§ OBJECTIVES
A – Retype the part of the hydraulic fracturing post from "Posted by Matt" down to "issue was warranted." with no changes.
B – Answer these from the hydraulic fracturing post:
(i) In what year was the EPA report that found hydraulic fracturing poses a minimal threat to underground drinking water?
(ii) For which news service did Ian Talley report?
(iii) Under which act was hydraulic fracturing not to be regulated by the EPA, according to Senator Inhofe's provision?
C – Name every member of Congress who, according to the hydraulic fracturing post, introduced the current legislation targeting hydraulic fracturing.

§ PAGE EXTRACT
START
Posted by Matt Dempsey matt_dempsey@epw.senate.gov

Hydraulic Fracturing Has Bi-Partisan Support in Congress

Imposing new federal regulations on hydraulic fracturing would be a "disaster," Senator Inhofe warned on the Senate floor in a speech yesterday.

In EPACT 05, Senator Inhofe successfully included a provision to clarify that hydraulic fracturing was not to be regulated by the EPA under the Safe Drinking Water Act.  This was in response to a 2004 EPA report which concluded that hydraulic fracturing poses a minimal threat to underground drinking water and that no further study of the issue was warranted.

Today a small number of Congressional Democrats oppose hydraulic fracturing. As Ian Talley of the Dow Jones Newswire reported in June, U.S. lawmakers have introduced legislation that "industry warns could prevent development of trillions of cubic feet of natural gas by putting regulation of a key production technique under federal oversight." Current efforts to target hydraulic fracturing come from legislation introduced by Rep. Diana DeGette, D-Colo., and Rep. Maurice Hinchey, D-N.Y., and in the Senate, by Sen. Bob Casey, D-Pa., and Sen. Charles Schumer, D-N.Y.

Yet the use of hydraulic fracturing has wide bi-partisan support.
END
§ SUPPLIED INFORMATION
START
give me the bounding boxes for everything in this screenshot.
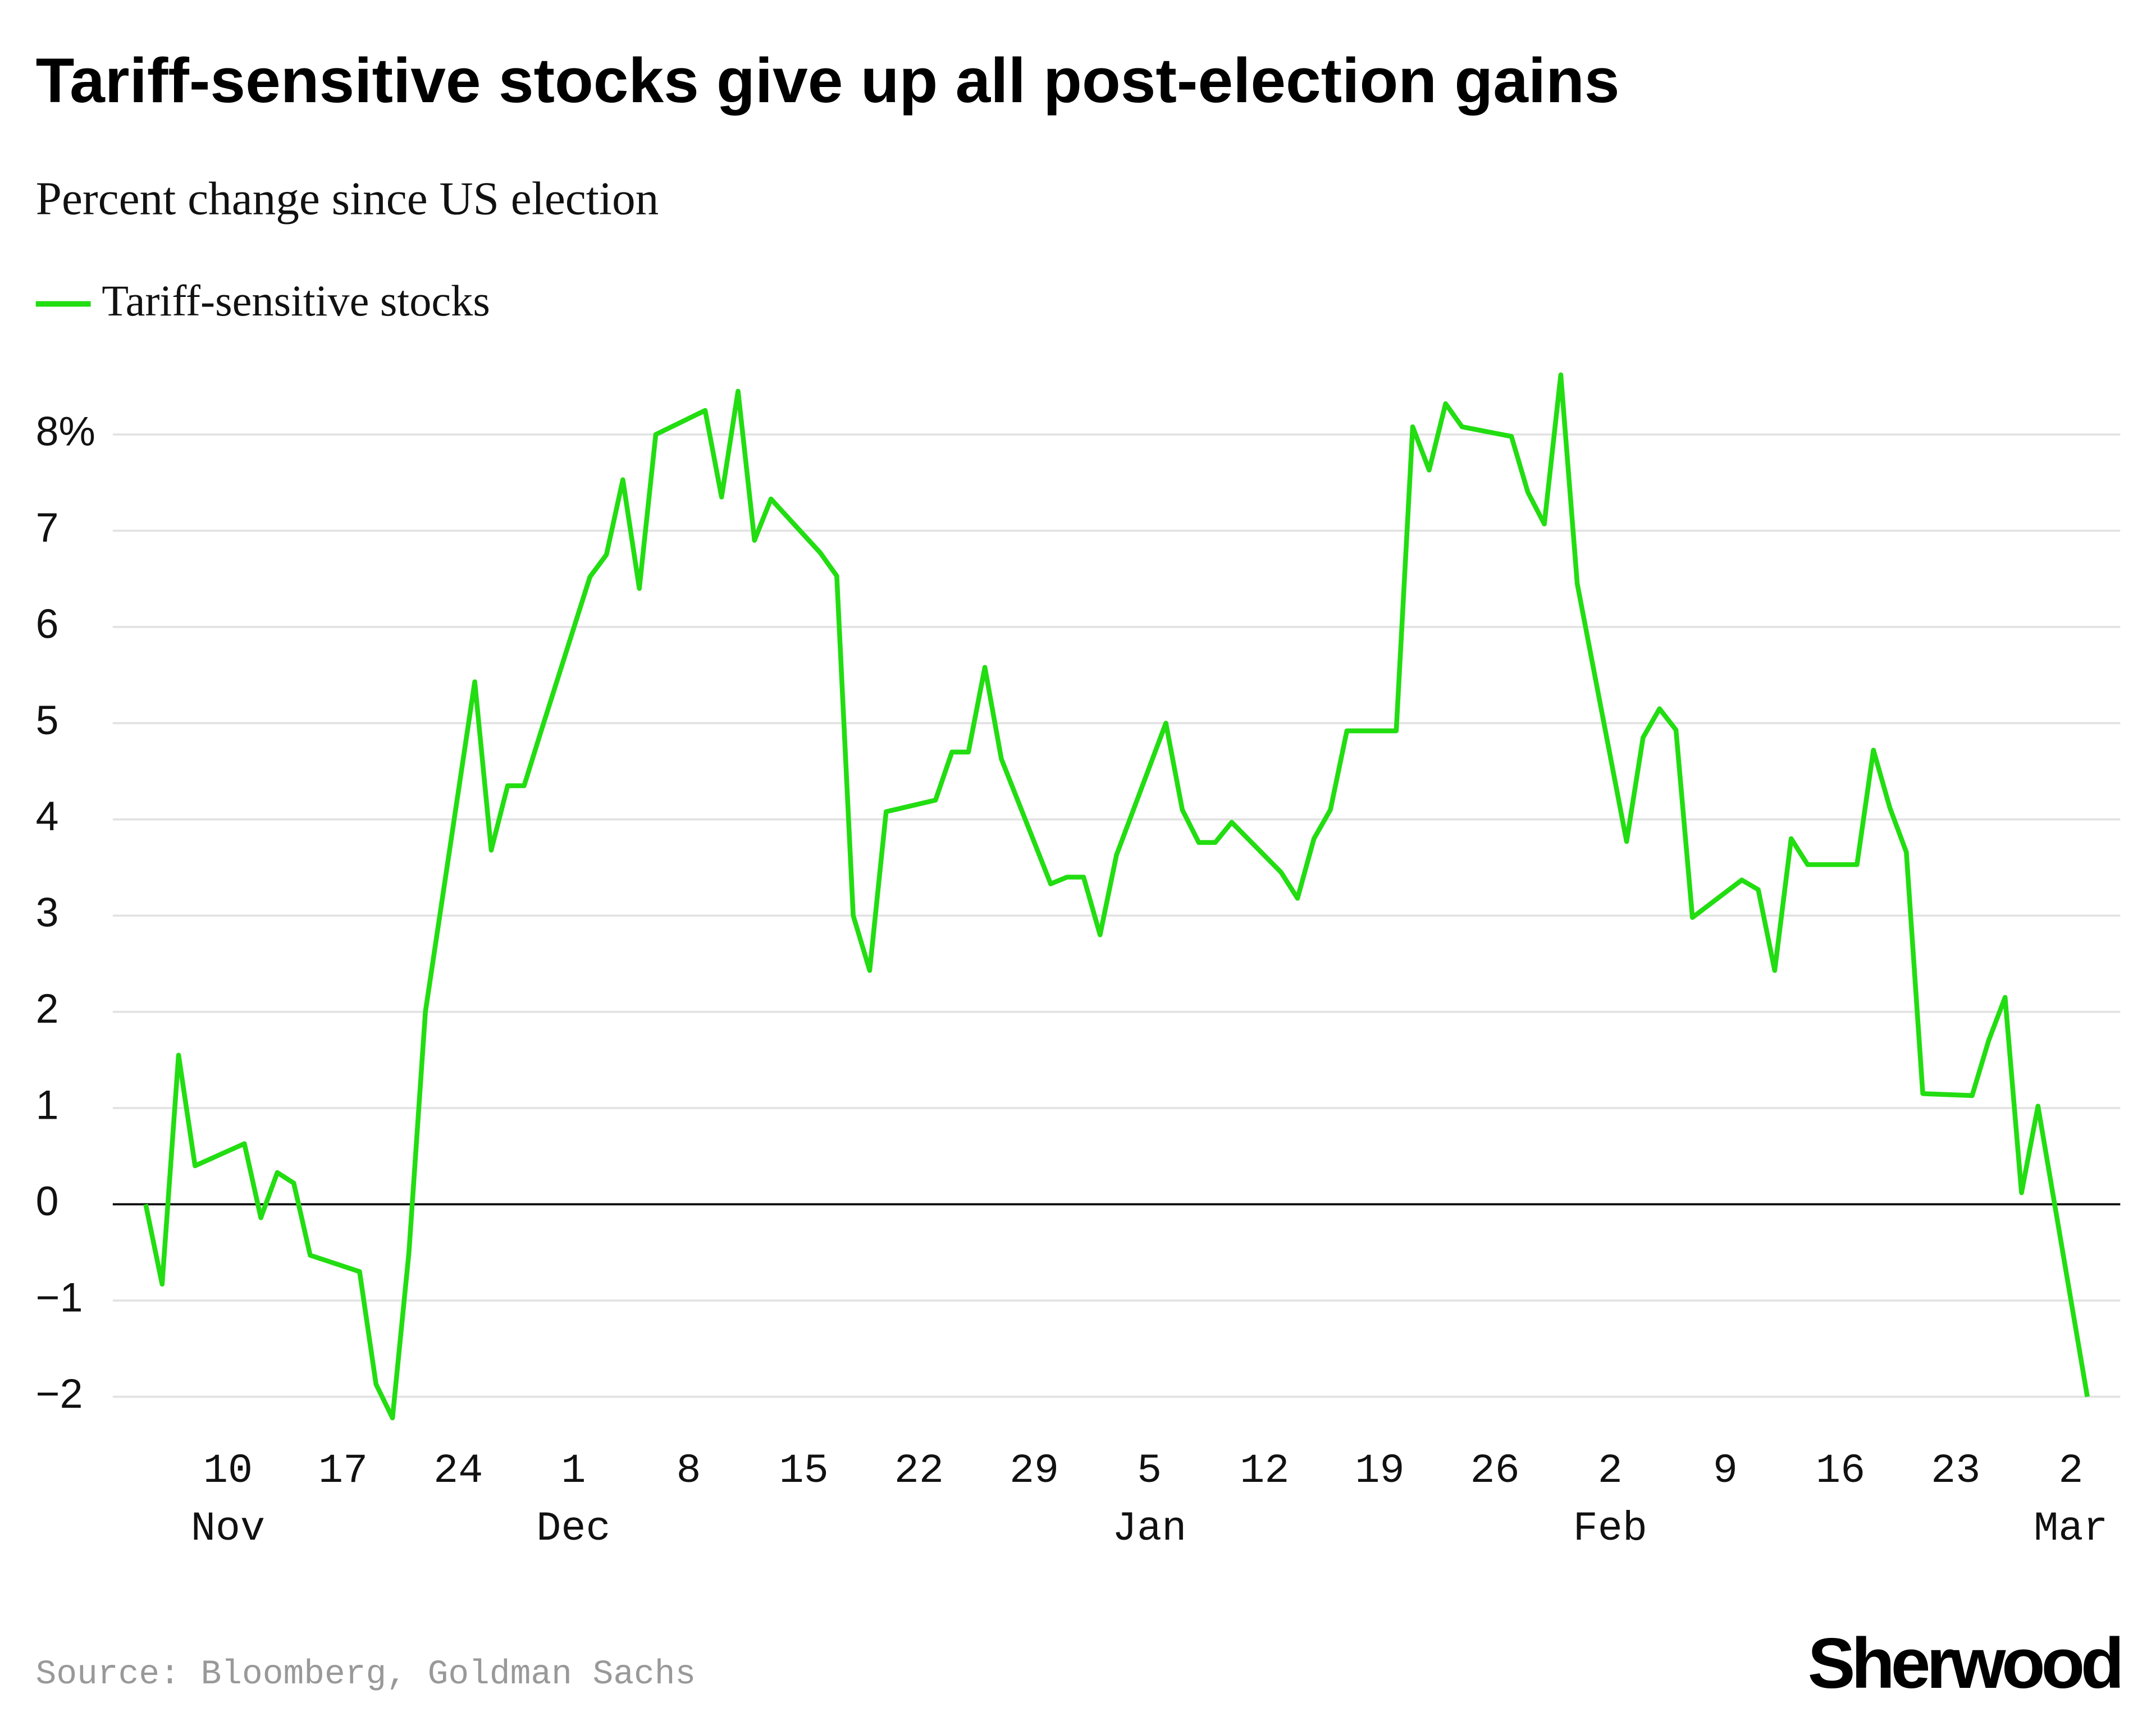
END
§ ANSWER SET
A –
Posted by Matt Dempsey matt_dempsey@epw.senate.gov

Hydraulic Fracturing Has Bi-Partisan Support in Congress

Imposing new federal regulations on hydraulic fracturing would be a "disaster," Senator Inhofe warned on the Senate floor in a speech yesterday.

In EPACT 05, Senator Inhofe successfully included a provision to clarify that hydraulic fracturing was not to be regulated by the EPA under the Safe Drinking Water Act.  This was in response to a 2004 EPA report which concluded that hydraulic fracturing poses a minimal threat to underground drinking water and that no further study of the issue was warranted.

B –
(i) 2004
(ii) Dow Jones Newswire
(iii) Safe Drinking Water Act

C –
Rep. Diana DeGette, D-Colo.
Rep. Maurice Hinchey, D-N.Y.
Sen. Bob Casey, D-Pa.
Sen. Charles Schumer, D-N.Y.